Collected data:
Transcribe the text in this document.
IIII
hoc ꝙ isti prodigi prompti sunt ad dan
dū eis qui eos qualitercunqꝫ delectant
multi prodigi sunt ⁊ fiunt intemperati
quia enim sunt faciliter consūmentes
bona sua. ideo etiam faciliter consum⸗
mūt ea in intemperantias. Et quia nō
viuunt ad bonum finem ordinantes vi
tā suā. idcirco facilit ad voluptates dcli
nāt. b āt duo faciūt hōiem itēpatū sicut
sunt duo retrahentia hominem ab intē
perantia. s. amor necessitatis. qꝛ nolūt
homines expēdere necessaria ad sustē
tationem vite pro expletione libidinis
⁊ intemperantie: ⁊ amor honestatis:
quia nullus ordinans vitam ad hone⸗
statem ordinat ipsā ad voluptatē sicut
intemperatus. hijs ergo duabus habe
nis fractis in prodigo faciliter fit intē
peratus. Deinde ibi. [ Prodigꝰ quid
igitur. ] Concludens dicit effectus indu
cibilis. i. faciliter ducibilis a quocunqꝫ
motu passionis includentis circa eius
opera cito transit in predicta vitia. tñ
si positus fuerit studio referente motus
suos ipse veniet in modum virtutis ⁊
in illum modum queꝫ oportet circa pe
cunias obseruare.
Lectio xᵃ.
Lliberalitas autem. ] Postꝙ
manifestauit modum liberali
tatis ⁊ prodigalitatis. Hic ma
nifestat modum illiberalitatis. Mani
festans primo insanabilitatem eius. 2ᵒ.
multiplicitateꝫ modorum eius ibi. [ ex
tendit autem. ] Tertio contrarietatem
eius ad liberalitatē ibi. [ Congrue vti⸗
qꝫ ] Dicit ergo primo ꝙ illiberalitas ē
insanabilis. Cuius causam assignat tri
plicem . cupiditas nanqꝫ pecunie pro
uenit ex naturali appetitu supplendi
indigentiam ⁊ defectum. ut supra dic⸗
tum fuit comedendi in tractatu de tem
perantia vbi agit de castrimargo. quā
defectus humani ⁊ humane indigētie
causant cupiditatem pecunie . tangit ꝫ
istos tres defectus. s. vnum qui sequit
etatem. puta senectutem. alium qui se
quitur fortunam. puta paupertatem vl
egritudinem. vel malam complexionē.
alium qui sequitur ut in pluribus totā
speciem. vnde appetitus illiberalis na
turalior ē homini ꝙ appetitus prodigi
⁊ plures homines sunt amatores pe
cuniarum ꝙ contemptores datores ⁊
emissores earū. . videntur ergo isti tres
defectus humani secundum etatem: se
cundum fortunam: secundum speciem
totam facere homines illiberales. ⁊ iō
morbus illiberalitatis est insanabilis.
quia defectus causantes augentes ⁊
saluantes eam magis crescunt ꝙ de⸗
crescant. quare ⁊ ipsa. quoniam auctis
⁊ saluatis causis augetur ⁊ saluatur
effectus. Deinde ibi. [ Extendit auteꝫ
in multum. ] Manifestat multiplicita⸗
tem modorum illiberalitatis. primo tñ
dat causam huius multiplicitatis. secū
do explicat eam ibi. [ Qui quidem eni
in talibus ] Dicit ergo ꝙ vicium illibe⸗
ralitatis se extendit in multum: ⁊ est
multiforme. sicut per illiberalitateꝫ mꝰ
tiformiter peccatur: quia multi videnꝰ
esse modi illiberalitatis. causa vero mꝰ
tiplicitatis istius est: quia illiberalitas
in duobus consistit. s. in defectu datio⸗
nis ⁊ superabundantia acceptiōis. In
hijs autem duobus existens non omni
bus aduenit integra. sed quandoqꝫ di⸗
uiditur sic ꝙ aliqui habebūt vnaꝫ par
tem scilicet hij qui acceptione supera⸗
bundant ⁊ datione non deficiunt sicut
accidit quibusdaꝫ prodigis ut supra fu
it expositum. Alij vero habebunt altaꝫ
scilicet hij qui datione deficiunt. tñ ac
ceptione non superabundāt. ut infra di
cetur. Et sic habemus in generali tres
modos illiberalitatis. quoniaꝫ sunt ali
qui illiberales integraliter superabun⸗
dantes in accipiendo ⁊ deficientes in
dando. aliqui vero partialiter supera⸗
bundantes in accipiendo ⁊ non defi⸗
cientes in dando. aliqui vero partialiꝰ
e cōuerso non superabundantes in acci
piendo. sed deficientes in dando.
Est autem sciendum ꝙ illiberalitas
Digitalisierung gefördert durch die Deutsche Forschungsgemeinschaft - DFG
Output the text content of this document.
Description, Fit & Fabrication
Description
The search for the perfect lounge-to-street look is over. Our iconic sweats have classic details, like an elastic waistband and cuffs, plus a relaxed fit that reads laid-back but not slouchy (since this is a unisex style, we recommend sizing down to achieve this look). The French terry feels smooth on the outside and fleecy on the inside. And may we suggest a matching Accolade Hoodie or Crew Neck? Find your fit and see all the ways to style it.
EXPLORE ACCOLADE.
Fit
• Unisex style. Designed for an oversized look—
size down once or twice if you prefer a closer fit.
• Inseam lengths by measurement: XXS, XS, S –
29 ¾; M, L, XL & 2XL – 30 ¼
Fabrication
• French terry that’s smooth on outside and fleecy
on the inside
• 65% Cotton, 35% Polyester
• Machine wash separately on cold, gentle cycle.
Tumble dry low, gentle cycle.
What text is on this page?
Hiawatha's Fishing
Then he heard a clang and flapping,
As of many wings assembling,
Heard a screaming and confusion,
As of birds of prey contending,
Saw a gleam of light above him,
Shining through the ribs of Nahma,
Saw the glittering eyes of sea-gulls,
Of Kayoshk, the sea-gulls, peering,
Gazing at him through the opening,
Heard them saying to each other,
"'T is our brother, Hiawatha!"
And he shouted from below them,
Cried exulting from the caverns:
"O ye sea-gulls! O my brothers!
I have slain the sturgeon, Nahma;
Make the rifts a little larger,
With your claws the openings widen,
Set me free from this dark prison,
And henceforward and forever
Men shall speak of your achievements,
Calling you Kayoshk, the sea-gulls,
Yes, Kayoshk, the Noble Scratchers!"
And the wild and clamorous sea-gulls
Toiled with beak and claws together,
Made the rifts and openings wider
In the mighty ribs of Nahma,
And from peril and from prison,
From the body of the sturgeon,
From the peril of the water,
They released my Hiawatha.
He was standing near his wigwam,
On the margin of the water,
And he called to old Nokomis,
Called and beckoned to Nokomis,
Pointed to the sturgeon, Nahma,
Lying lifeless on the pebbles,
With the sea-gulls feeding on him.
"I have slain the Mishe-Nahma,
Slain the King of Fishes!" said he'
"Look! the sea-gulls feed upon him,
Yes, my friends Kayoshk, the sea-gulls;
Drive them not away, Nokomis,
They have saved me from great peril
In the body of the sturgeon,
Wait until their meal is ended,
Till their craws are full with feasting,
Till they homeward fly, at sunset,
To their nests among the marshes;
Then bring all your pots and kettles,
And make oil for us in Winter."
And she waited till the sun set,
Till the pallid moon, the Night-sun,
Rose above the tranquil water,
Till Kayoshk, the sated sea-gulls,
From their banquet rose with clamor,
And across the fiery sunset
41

Work to be completed: Copy every line verbatim.

Exercise answer:
Transcribe the text in this document.
IIII
hoc ꝙ isti prodigi prompti sunt ad dan
dū eis qui eos qualitercunqꝫ delectant
multi prodigi sunt ⁊ fiunt intemperati
quia enim sunt faciliter consūmentes
bona sua. ideo etiam faciliter consum⸗
mūt ea in intemperantias. Et quia nō
viuunt ad bonum finem ordinantes vi
tā suā. idcirco facilit ad voluptates dcli
nāt. b āt duo faciūt hōiem itēpatū sicut
sunt duo retrahentia hominem ab intē
perantia. s. amor necessitatis. qꝛ nolūt
homines expēdere necessaria ad sustē
tationem vite pro expletione libidinis
⁊ intemperantie: ⁊ amor honestatis:
quia nullus ordinans vitam ad hone⸗
statem ordinat ipsā ad voluptatē sicut
intemperatus. hijs ergo duabus habe
nis fractis in prodigo faciliter fit intē
peratus. Deinde ibi. [ Prodigꝰ quid
igitur. ] Concludens dicit effectus indu
cibilis. i. faciliter ducibilis a quocunqꝫ
motu passionis includentis circa eius
opera cito transit in predicta vitia. tñ
si positus fuerit studio referente motus
suos ipse veniet in modum virtutis ⁊
in illum modum queꝫ oportet circa pe
cunias obseruare.
Lectio xᵃ.
Lliberalitas autem. ] Postꝙ
manifestauit modum liberali
tatis ⁊ prodigalitatis. Hic ma
nifestat modum illiberalitatis. Mani
festans primo insanabilitatem eius. 2ᵒ.
multiplicitateꝫ modorum eius ibi. [ ex
tendit autem. ] Tertio contrarietatem
eius ad liberalitatē ibi. [ Congrue vti⸗
qꝫ ] Dicit ergo primo ꝙ illiberalitas ē
insanabilis. Cuius causam assignat tri
plicem . cupiditas nanqꝫ pecunie pro
uenit ex naturali appetitu supplendi
indigentiam ⁊ defectum. ut supra dic⸗
tum fuit comedendi in tractatu de tem
perantia vbi agit de castrimargo. quā
defectus humani ⁊ humane indigētie
causant cupiditatem pecunie . tangit ꝫ
istos tres defectus. s. vnum qui sequit
etatem. puta senectutem. alium qui se
quitur fortunam. puta paupertatem vl
egritudinem. vel malam complexionē.
alium qui sequitur ut in pluribus totā
speciem. vnde appetitus illiberalis na
turalior ē homini ꝙ appetitus prodigi
⁊ plures homines sunt amatores pe
cuniarum ꝙ contemptores datores ⁊
emissores earū. . videntur ergo isti tres
defectus humani secundum etatem: se
cundum fortunam: secundum speciem
totam facere homines illiberales. ⁊ iō
morbus illiberalitatis est insanabilis.
quia defectus causantes augentes ⁊
saluantes eam magis crescunt ꝙ de⸗
crescant. quare ⁊ ipsa. quoniam auctis
⁊ saluatis causis augetur ⁊ saluatur
effectus. Deinde ibi. [ Extendit auteꝫ
in multum. ] Manifestat multiplicita⸗
tem modorum illiberalitatis. primo tñ
dat causam huius multiplicitatis. secū
do explicat eam ibi. [ Qui quidem eni
in talibus ] Dicit ergo ꝙ vicium illibe⸗
ralitatis se extendit in multum: ⁊ est
multiforme. sicut per illiberalitateꝫ mꝰ
tiformiter peccatur: quia multi videnꝰ
esse modi illiberalitatis. causa vero mꝰ
tiplicitatis istius est: quia illiberalitas
in duobus consistit. s. in defectu datio⸗
nis ⁊ superabundantia acceptiōis. In
hijs autem duobus existens non omni
bus aduenit integra. sed quandoqꝫ di⸗
uiditur sic ꝙ aliqui habebūt vnaꝫ par
tem scilicet hij qui acceptione supera⸗
bundant ⁊ datione non deficiunt sicut
accidit quibusdaꝫ prodigis ut supra fu
it expositum. Alij vero habebunt altaꝫ
scilicet hij qui datione deficiunt. tñ ac
ceptione non superabundāt. ut infra di
cetur. Et sic habemus in generali tres
modos illiberalitatis. quoniaꝫ sunt ali
qui illiberales integraliter superabun⸗
dantes in accipiendo ⁊ deficientes in
dando. aliqui vero partialiter supera⸗
bundantes in accipiendo ⁊ non defi⸗
cientes in dando. aliqui vero partialiꝰ
e cōuerso non superabundantes in acci
piendo. sed deficientes in dando.
Est autem sciendum ꝙ illiberalitas
Digitalisierung gefördert durch die Deutsche Forschungsgemeinschaft - DFG
Output the text content of this document.
Description, Fit & Fabrication
Description
The search for the perfect lounge-to-street look is over. Our iconic sweats have classic details, like an elastic waistband and cuffs, plus a relaxed fit that reads laid-back but not slouchy (since this is a unisex style, we recommend sizing down to achieve this look). The French terry feels smooth on the outside and fleecy on the inside. And may we suggest a matching Accolade Hoodie or Crew Neck? Find your fit and see all the ways to style it.
EXPLORE ACCOLADE.
Fit
• Unisex style. Designed for an oversized look—
size down once or twice if you prefer a closer fit.
• Inseam lengths by measurement: XXS, XS, S –
29 ¾; M, L, XL & 2XL – 30 ¼
Fabrication
• French terry that’s smooth on outside and fleecy
on the inside
• 65% Cotton, 35% Polyester
• Machine wash separately on cold, gentle cycle.
Tumble dry low, gentle cycle.
What text is on this page?
Hiawatha's Fishing
Then he heard a clang and flapping,
As of many wings assembling,
Heard a screaming and confusion,
As of birds of prey contending,
Saw a gleam of light above him,
Shining through the ribs of Nahma,
Saw the glittering eyes of sea-gulls,
Of Kayoshk, the sea-gulls, peering,
Gazing at him through the opening,
Heard them saying to each other,
"'T is our brother, Hiawatha!"
And he shouted from below them,
Cried exulting from the caverns:
"O ye sea-gulls! O my brothers!
I have slain the sturgeon, Nahma;
Make the rifts a little larger,
With your claws the openings widen,
Set me free from this dark prison,
And henceforward and forever
Men shall speak of your achievements,
Calling you Kayoshk, the sea-gulls,
Yes, Kayoshk, the Noble Scratchers!"
And the wild and clamorous sea-gulls
Toiled with beak and claws together,
Made the rifts and openings wider
In the mighty ribs of Nahma,
And from peril and from prison,
From the body of the sturgeon,
From the peril of the water,
They released my Hiawatha.
He was standing near his wigwam,
On the margin of the water,
And he called to old Nokomis,
Called and beckoned to Nokomis,
Pointed to the sturgeon, Nahma,
Lying lifeless on the pebbles,
With the sea-gulls feeding on him.
"I have slain the Mishe-Nahma,
Slain the King of Fishes!" said he'
"Look! the sea-gulls feed upon him,
Yes, my friends Kayoshk, the sea-gulls;
Drive them not away, Nokomis,
They have saved me from great peril
In the body of the sturgeon,
Wait until their meal is ended,
Till their craws are full with feasting,
Till they homeward fly, at sunset,
To their nests among the marshes;
Then bring all your pots and kettles,
And make oil for us in Winter."
And she waited till the sun set,
Till the pallid moon, the Night-sun,
Rose above the tranquil water,
Till Kayoshk, the sated sea-gulls,
From their banquet rose with clamor,
And across the fiery sunset
41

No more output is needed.